» **PROBLEM STATEMENT**: Copy every line that mentions the word "JSON".

Extracted records
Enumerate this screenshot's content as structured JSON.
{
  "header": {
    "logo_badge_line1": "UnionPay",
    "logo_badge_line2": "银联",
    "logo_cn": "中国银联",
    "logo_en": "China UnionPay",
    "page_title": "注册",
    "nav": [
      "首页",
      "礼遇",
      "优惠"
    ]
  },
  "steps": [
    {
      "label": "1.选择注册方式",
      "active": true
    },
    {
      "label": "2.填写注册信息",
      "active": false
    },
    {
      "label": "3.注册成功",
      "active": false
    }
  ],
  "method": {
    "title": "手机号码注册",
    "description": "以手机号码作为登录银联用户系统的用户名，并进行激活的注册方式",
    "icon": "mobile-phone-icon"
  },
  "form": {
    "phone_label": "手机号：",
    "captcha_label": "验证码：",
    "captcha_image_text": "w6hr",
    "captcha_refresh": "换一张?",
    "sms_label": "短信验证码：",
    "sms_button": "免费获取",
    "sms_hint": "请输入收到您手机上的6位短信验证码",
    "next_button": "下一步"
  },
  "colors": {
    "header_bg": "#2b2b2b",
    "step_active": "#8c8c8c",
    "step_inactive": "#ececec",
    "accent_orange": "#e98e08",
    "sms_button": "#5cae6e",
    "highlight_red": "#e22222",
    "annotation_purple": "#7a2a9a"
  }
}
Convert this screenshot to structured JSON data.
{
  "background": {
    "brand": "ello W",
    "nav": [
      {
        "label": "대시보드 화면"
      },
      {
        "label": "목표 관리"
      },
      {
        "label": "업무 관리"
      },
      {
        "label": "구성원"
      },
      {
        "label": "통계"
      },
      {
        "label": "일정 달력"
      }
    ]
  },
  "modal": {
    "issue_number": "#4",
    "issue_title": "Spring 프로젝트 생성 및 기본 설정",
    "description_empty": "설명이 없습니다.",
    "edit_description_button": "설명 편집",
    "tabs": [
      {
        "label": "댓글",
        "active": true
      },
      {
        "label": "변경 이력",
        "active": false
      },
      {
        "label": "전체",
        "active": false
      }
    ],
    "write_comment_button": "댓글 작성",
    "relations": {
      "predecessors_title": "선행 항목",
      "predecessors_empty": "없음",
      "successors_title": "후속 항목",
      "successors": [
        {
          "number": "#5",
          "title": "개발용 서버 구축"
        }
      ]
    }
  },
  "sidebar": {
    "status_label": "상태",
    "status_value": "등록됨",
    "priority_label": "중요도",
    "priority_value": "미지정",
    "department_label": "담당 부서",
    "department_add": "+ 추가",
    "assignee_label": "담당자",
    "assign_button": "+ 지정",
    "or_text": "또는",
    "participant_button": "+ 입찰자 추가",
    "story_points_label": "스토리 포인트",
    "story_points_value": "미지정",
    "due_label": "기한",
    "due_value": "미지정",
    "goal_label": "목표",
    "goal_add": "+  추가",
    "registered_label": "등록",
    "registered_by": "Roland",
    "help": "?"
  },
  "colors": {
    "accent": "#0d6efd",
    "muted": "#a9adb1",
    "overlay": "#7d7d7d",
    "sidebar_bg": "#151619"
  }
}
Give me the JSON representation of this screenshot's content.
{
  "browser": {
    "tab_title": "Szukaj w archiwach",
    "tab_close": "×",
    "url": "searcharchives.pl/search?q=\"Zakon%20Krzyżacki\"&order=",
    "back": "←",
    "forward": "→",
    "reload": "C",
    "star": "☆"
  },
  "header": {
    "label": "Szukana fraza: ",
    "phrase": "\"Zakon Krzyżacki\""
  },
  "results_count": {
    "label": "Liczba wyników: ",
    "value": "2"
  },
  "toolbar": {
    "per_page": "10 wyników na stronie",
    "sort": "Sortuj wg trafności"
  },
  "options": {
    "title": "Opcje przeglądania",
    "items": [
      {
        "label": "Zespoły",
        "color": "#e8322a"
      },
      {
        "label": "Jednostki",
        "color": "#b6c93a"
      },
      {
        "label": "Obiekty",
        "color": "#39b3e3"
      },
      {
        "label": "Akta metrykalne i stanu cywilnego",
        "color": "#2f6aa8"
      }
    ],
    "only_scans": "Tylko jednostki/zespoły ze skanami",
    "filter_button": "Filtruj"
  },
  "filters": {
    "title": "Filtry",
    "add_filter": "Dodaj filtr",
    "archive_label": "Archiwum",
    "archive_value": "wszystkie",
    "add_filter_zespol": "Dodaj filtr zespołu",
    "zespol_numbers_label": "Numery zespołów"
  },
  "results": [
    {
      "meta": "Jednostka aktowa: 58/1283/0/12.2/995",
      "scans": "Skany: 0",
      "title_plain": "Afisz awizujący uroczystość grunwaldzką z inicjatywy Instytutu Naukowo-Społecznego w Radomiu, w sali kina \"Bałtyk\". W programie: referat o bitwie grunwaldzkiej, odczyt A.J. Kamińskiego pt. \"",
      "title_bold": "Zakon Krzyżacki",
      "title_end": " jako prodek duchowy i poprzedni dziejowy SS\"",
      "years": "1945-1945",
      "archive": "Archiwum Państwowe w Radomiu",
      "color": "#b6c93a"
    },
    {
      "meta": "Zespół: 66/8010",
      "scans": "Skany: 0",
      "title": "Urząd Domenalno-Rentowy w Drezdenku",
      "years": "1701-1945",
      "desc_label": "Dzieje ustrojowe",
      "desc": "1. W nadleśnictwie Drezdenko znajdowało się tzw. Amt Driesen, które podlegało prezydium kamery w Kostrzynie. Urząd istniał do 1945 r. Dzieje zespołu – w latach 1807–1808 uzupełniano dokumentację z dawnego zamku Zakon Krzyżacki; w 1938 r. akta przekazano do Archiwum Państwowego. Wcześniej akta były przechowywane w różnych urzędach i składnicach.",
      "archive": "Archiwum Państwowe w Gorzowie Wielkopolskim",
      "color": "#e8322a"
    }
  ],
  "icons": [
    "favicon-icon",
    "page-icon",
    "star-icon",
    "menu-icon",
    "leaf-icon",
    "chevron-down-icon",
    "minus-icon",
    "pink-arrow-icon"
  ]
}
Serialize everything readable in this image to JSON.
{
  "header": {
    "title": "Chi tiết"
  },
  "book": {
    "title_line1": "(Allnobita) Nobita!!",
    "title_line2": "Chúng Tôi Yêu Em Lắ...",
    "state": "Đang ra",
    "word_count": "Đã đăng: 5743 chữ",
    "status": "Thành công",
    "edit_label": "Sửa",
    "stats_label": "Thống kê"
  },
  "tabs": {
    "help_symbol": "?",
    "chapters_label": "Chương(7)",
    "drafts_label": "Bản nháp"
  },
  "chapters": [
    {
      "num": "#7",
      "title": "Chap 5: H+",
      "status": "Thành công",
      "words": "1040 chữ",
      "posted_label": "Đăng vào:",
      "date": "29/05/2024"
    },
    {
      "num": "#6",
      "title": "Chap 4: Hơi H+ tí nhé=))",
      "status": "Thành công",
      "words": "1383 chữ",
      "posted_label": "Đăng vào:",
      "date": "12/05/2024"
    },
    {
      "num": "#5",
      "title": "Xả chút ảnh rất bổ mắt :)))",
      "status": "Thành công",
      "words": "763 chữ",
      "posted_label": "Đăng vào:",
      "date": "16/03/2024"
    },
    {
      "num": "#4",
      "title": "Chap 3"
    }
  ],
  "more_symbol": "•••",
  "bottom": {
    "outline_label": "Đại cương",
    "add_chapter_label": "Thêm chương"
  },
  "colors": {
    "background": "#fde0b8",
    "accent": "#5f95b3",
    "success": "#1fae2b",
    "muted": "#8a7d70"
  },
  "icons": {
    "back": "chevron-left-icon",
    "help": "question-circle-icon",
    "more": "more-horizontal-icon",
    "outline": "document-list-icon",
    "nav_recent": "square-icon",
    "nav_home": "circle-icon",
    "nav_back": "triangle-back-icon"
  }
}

» **EXERCISE RESPONSE**:
Enumerate this screenshot's content as structured JSON.
Convert this screenshot to structured JSON data.
Give me the JSON representation of this screenshot's content.
Serialize everything readable in this image to JSON.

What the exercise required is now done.